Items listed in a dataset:
START
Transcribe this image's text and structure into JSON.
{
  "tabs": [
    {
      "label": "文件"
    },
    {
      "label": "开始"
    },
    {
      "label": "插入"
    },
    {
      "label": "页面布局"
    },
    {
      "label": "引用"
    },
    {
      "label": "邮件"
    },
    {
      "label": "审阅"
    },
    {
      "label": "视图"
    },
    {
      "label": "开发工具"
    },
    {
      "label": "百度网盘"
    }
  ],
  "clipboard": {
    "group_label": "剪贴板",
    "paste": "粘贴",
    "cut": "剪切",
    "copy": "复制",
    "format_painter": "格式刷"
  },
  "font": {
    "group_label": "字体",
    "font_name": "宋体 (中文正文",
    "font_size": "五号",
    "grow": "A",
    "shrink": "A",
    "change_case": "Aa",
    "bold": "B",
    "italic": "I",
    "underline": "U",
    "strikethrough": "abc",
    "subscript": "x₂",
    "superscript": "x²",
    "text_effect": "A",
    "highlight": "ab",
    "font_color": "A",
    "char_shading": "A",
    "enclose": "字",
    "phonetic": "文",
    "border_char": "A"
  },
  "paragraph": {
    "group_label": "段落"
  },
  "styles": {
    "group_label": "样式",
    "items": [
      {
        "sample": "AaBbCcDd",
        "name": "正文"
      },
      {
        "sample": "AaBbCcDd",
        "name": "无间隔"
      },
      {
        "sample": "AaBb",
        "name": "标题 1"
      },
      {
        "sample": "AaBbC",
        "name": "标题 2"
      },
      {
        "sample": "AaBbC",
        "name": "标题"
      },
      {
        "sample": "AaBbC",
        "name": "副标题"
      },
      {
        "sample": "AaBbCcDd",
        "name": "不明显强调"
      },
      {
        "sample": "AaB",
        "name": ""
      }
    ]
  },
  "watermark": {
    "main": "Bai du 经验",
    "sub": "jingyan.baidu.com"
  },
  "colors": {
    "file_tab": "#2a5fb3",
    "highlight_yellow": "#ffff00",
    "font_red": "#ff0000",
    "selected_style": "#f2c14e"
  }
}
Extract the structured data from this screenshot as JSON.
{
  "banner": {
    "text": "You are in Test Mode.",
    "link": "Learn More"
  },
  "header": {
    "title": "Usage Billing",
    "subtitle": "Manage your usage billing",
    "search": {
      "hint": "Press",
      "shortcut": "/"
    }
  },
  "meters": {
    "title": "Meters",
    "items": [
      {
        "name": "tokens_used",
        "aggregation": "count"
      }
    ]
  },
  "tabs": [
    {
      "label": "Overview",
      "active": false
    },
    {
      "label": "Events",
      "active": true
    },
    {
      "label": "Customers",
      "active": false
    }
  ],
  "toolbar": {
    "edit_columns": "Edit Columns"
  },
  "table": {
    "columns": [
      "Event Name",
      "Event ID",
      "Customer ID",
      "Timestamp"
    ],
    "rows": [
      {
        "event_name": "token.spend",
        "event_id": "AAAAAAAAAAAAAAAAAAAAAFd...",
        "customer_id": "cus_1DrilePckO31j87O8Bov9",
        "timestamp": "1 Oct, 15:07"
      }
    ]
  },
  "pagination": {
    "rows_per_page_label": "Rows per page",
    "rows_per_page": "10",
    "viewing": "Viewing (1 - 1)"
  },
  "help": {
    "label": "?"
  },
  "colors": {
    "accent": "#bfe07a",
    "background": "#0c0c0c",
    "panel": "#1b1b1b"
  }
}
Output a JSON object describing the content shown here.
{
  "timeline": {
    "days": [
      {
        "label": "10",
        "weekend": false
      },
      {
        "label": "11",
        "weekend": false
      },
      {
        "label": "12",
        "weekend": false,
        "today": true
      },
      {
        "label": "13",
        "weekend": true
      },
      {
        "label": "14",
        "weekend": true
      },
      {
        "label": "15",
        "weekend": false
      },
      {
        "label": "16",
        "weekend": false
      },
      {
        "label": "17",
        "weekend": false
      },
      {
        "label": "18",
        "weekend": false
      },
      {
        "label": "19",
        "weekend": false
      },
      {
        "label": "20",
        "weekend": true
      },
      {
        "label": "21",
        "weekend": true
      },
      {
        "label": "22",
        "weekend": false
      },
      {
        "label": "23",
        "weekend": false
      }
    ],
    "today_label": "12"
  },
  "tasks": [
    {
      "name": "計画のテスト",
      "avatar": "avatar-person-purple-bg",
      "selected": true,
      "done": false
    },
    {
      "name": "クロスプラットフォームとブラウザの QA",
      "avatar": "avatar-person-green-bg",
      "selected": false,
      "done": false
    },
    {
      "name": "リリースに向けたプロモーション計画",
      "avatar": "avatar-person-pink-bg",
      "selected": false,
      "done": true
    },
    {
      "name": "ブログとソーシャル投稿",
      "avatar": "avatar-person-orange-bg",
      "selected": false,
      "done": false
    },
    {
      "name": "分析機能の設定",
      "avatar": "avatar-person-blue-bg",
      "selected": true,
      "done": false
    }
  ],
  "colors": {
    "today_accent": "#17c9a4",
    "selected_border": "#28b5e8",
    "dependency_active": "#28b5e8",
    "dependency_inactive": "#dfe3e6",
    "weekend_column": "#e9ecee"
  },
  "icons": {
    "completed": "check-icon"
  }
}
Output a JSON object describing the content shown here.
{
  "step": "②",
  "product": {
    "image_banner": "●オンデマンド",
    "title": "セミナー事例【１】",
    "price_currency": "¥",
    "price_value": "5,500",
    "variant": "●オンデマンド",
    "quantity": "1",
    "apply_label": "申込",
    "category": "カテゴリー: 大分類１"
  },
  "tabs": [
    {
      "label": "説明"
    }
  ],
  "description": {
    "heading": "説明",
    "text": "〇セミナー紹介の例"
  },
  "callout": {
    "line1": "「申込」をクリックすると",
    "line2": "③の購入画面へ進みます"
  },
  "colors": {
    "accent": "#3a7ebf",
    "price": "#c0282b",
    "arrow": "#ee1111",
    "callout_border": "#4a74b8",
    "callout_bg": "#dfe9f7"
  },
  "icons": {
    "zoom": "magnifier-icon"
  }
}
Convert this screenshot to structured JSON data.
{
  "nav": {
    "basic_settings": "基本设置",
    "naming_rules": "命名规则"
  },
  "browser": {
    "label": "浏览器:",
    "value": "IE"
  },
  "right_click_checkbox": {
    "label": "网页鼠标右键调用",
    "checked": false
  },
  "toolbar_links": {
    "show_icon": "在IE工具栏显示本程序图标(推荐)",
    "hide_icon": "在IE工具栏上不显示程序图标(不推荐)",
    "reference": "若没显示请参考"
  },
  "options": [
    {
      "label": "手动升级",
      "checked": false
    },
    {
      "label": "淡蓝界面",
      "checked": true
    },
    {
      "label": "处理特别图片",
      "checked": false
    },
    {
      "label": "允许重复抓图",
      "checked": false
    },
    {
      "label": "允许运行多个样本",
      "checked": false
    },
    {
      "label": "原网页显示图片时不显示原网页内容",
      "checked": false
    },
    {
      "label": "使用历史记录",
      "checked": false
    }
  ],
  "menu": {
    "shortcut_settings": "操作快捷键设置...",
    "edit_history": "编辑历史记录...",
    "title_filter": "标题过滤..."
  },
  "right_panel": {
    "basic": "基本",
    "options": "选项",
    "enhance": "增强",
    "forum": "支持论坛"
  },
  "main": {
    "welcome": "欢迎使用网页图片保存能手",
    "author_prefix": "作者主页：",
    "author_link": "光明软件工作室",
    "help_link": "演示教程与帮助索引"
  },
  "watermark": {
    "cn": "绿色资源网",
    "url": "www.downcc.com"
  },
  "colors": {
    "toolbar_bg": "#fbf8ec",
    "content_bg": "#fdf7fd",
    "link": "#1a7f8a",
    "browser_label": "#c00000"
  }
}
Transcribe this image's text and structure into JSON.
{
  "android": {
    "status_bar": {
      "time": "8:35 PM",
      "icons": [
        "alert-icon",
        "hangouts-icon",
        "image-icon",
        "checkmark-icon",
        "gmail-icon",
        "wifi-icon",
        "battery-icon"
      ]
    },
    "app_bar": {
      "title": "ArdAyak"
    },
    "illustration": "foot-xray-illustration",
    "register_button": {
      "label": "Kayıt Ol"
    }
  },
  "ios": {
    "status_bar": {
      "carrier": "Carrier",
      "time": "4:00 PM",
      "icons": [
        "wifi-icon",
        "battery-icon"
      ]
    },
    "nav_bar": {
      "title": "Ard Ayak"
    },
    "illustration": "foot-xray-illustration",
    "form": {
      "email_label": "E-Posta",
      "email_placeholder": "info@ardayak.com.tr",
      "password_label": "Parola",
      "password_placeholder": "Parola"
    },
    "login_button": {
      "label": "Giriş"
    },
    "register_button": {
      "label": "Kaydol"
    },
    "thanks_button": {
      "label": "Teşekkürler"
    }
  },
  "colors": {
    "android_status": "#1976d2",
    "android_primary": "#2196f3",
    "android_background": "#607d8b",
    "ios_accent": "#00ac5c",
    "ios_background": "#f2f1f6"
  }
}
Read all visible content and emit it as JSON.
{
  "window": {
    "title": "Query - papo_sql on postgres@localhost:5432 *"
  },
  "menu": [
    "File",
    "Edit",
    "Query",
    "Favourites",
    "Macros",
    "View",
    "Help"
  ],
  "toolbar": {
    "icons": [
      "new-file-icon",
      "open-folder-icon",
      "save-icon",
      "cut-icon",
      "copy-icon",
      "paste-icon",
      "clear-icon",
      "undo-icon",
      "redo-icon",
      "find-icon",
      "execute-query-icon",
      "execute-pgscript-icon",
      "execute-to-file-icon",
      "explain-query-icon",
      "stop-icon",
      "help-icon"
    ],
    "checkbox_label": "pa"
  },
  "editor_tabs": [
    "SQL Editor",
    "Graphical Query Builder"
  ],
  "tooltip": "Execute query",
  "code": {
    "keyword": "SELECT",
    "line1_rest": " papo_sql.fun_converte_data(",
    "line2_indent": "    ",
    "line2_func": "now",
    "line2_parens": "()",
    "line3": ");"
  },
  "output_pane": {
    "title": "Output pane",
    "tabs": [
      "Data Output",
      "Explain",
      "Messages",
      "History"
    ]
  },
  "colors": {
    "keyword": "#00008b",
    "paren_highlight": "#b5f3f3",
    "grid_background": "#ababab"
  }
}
END
__Requirement__:
From the records above, pull out every line containing the word "JSON".

__Solution__:
Transcribe this image's text and structure into JSON.
Extract the structured data from this screenshot as JSON.
Output a JSON object describing the content shown here.
Output a JSON object describing the content shown here.
Convert this screenshot to structured JSON data.
Transcribe this image's text and structure into JSON.
Read all visible content and emit it as JSON.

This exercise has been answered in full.